• _WHAT IS BEING ASKED_
Repeat, exactly and in full, the lines of the listing below, but without any pictures.

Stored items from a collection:
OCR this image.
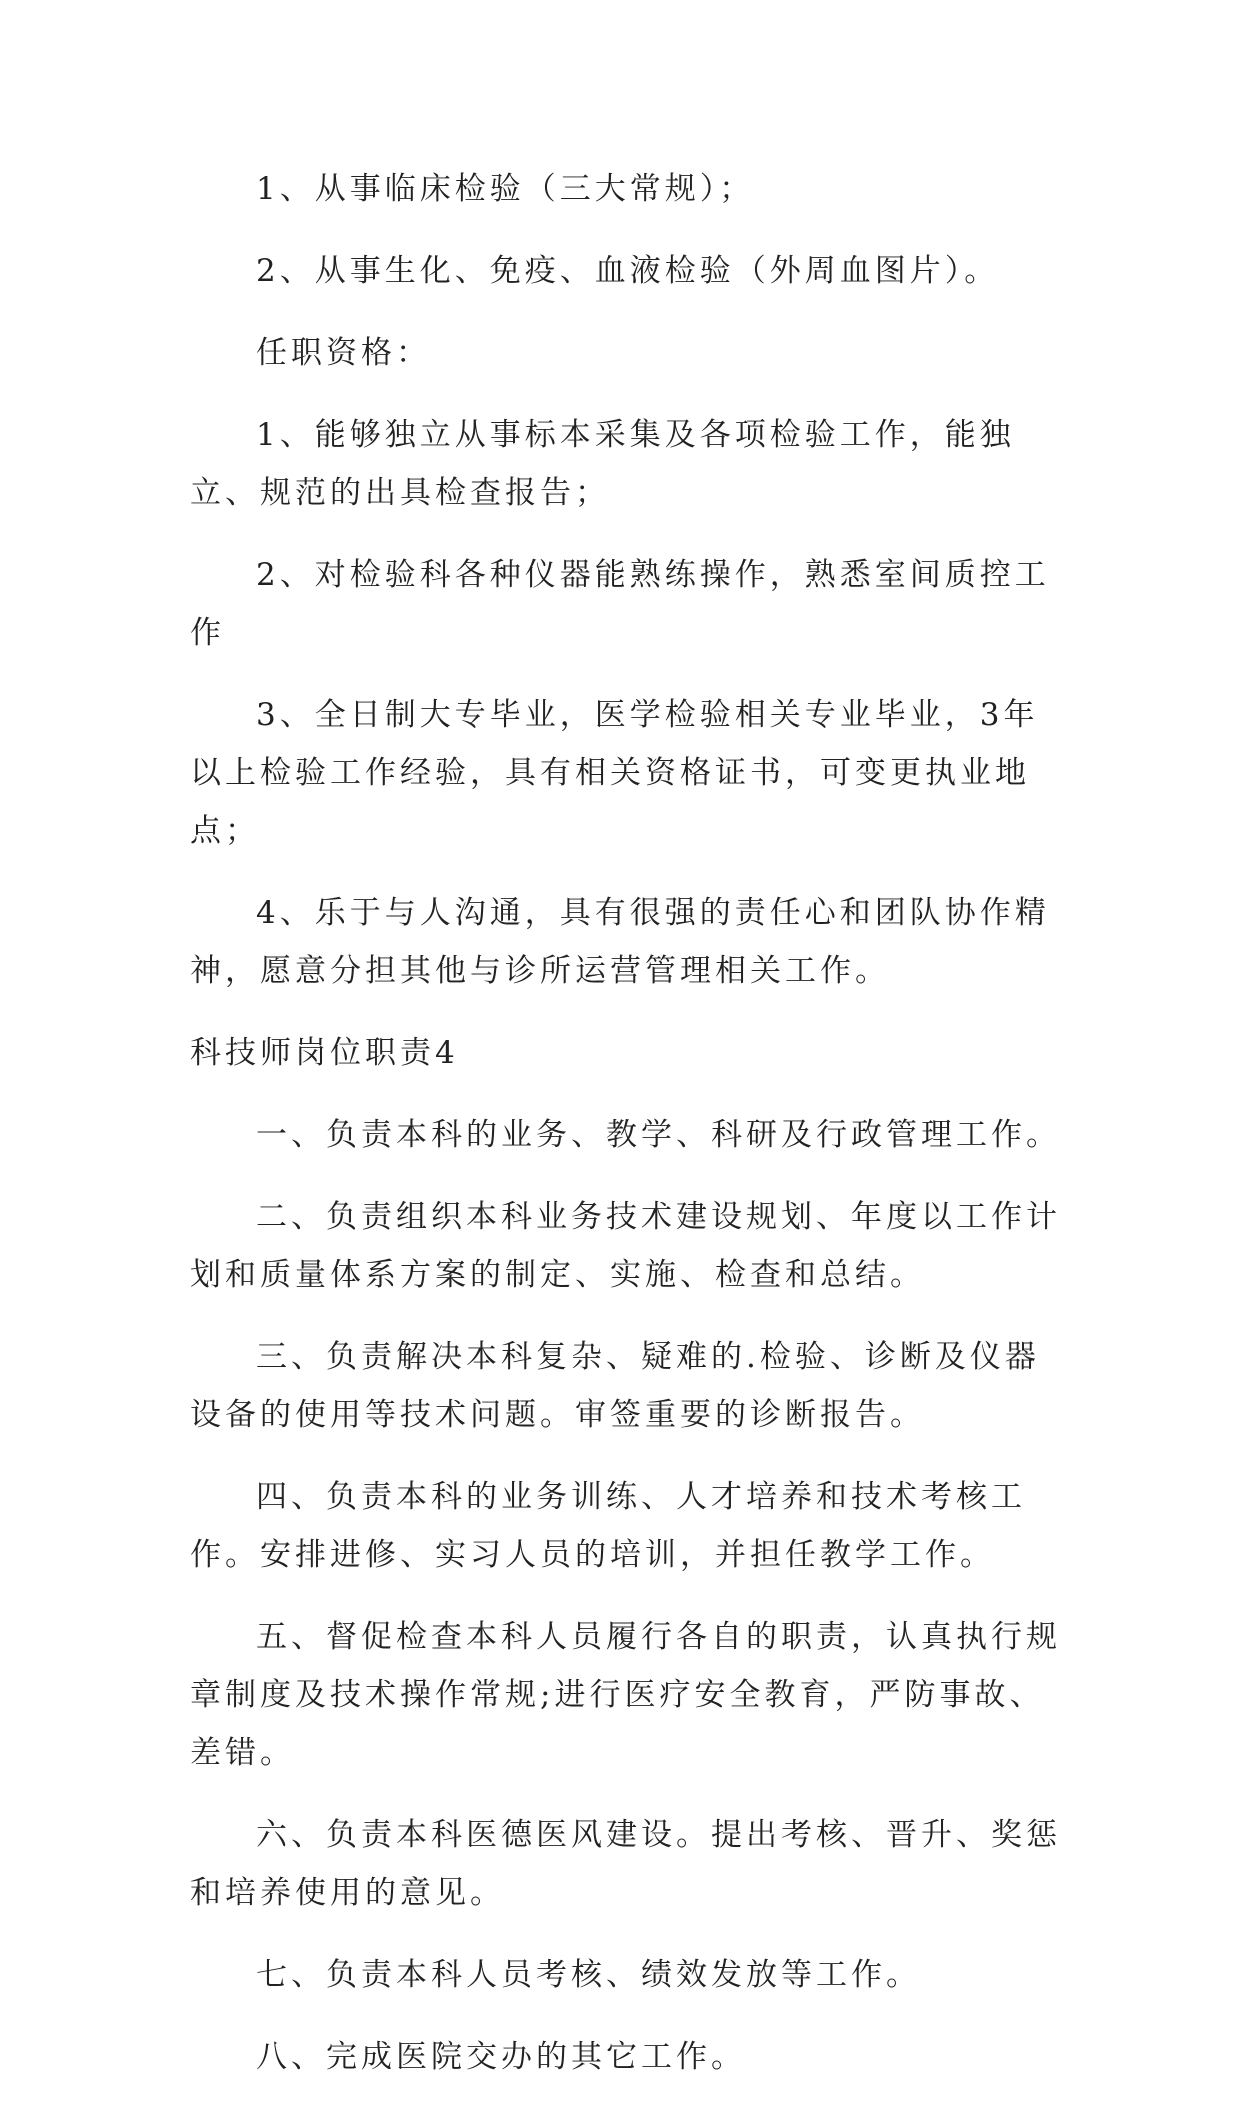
1、从事临床检验（三大常规）；

2、从事生化、免疫、血液检验（外周血图片）。

任职资格：

1、能够独立从事标本采集及各项检验工作，能独立、规范的出具检查报告；

2、对检验科各种仪器能熟练操作，熟悉室间质控工作

3、全日制大专毕业，医学检验相关专业毕业，3年以上检验工作经验，具有相关资格证书，可变更执业地点；

4、乐于与人沟通，具有很强的责任心和团队协作精神，愿意分担其他与诊所运营管理相关工作。

科技师岗位职责4

一、负责本科的业务、教学、科研及行政管理工作。

二、负责组织本科业务技术建设规划、年度以工作计划和质量体系方案的制定、实施、检查和总结。

三、负责解决本科复杂、疑难的.检验、诊断及仪器设备的使用等技术问题。审签重要的诊断报告。

四、负责本科的业务训练、人才培养和技术考核工作。安排进修、实习人员的培训，并担任教学工作。

五、督促检查本科人员履行各自的职责，认真执行规章制度及技术操作常规;进行医疗安全教育，严防事故、差错。

六、负责本科医德医风建设。提出考核、晋升、奖惩和培养使用的意见。

七、负责本科人员考核、绩效发放等工作。

八、完成医院交办的其它工作。
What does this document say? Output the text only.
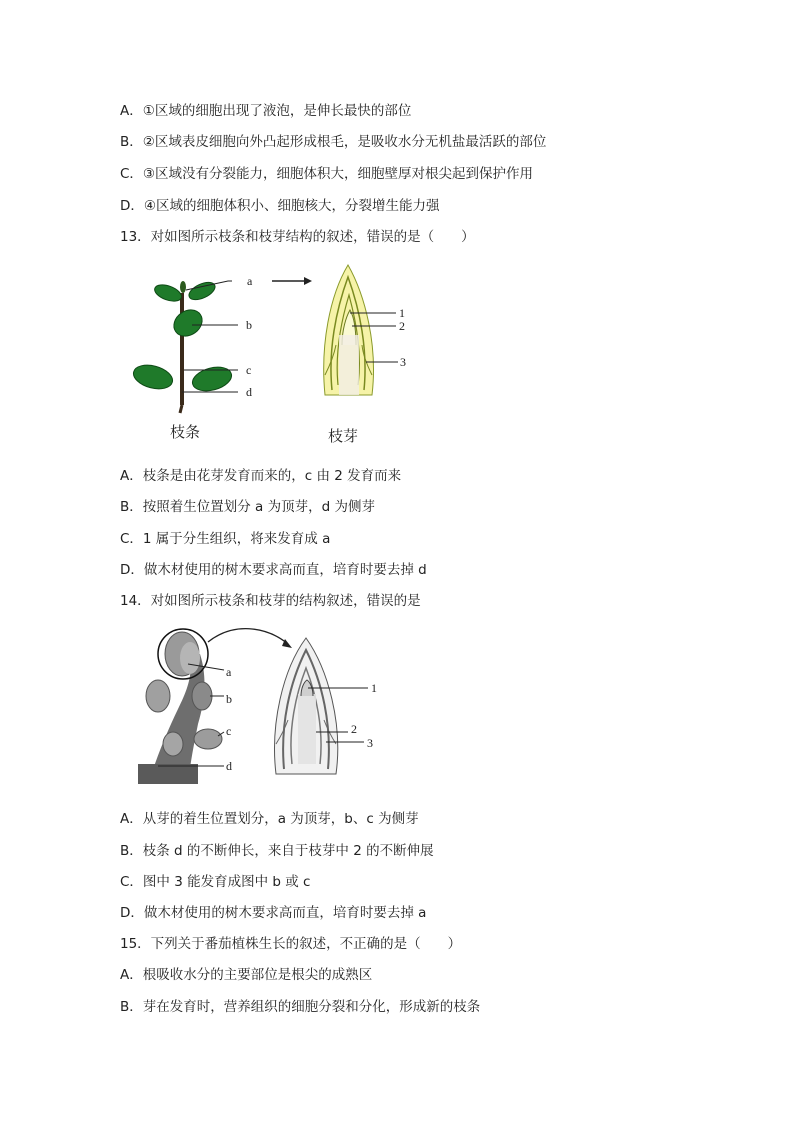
A．①区域的细胞出现了液泡，是伸长最快的部位
B．②区域表皮细胞向外凸起形成根毛，是吸收水分无机盐最活跃的部位
C．③区域没有分裂能力，细胞体积大，细胞壁厚对根尖起到保护作用
D．④区域的细胞体积小、细胞核大，分裂增生能力强
13．对如图所示枝条和枝芽结构的叙述，错误的是（　　）
a
b
c
d
1
2
3
枝条	枝芽
A．枝条是由花芽发育而来的，c 由 2 发育而来
B．按照着生位置划分 a 为顶芽，d 为侧芽
C．1 属于分生组织，将来发育成 a
D．做木材使用的树木要求高而直，培育时要去掉 d
14．对如图所示枝条和枝芽的结构叙述，错误的是
a
b
c
d
1
2
3
A．从芽的着生位置划分，a 为顶芽，b、c 为侧芽
B．枝条 d 的不断伸长，来自于枝芽中 2 的不断伸展
C．图中 3 能发育成图中 b 或 c
D．做木材使用的树木要求高而直，培育时要去掉 a
15．下列关于番茄植株生长的叙述，不正确的是（　　）
A．根吸收水分的主要部位是根尖的成熟区
B．芽在发育时，营养组织的细胞分裂和分化，形成新的枝条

• _RESPONSE BELOW_
OCR this image.
1、从事临床检验（三大常规）；

2、从事生化、免疫、血液检验（外周血图片）。

任职资格：

1、能够独立从事标本采集及各项检验工作，能独立、规范的出具检查报告；

2、对检验科各种仪器能熟练操作，熟悉室间质控工作

3、全日制大专毕业，医学检验相关专业毕业，3年以上检验工作经验，具有相关资格证书，可变更执业地点；

4、乐于与人沟通，具有很强的责任心和团队协作精神，愿意分担其他与诊所运营管理相关工作。

科技师岗位职责4

一、负责本科的业务、教学、科研及行政管理工作。

二、负责组织本科业务技术建设规划、年度以工作计划和质量体系方案的制定、实施、检查和总结。

三、负责解决本科复杂、疑难的.检验、诊断及仪器设备的使用等技术问题。审签重要的诊断报告。

四、负责本科的业务训练、人才培养和技术考核工作。安排进修、实习人员的培训，并担任教学工作。

五、督促检查本科人员履行各自的职责，认真执行规章制度及技术操作常规;进行医疗安全教育，严防事故、差错。

六、负责本科医德医风建设。提出考核、晋升、奖惩和培养使用的意见。

七、负责本科人员考核、绩效发放等工作。

八、完成医院交办的其它工作。
What does this document say? Output the text only.
A．①区域的细胞出现了液泡，是伸长最快的部位
B．②区域表皮细胞向外凸起形成根毛，是吸收水分无机盐最活跃的部位
C．③区域没有分裂能力，细胞体积大，细胞壁厚对根尖起到保护作用
D．④区域的细胞体积小、细胞核大，分裂增生能力强
13．对如图所示枝条和枝芽结构的叙述，错误的是（　　）
a
b
c
d
1
2
3
枝条	枝芽
A．枝条是由花芽发育而来的，c 由 2 发育而来
B．按照着生位置划分 a 为顶芽，d 为侧芽
C．1 属于分生组织，将来发育成 a
D．做木材使用的树木要求高而直，培育时要去掉 d
14．对如图所示枝条和枝芽的结构叙述，错误的是
a
b
c
d
1
2
3
A．从芽的着生位置划分，a 为顶芽，b、c 为侧芽
B．枝条 d 的不断伸长，来自于枝芽中 2 的不断伸展
C．图中 3 能发育成图中 b 或 c
D．做木材使用的树木要求高而直，培育时要去掉 a
15．下列关于番茄植株生长的叙述，不正确的是（　　）
A．根吸收水分的主要部位是根尖的成熟区
B．芽在发育时，营养组织的细胞分裂和分化，形成新的枝条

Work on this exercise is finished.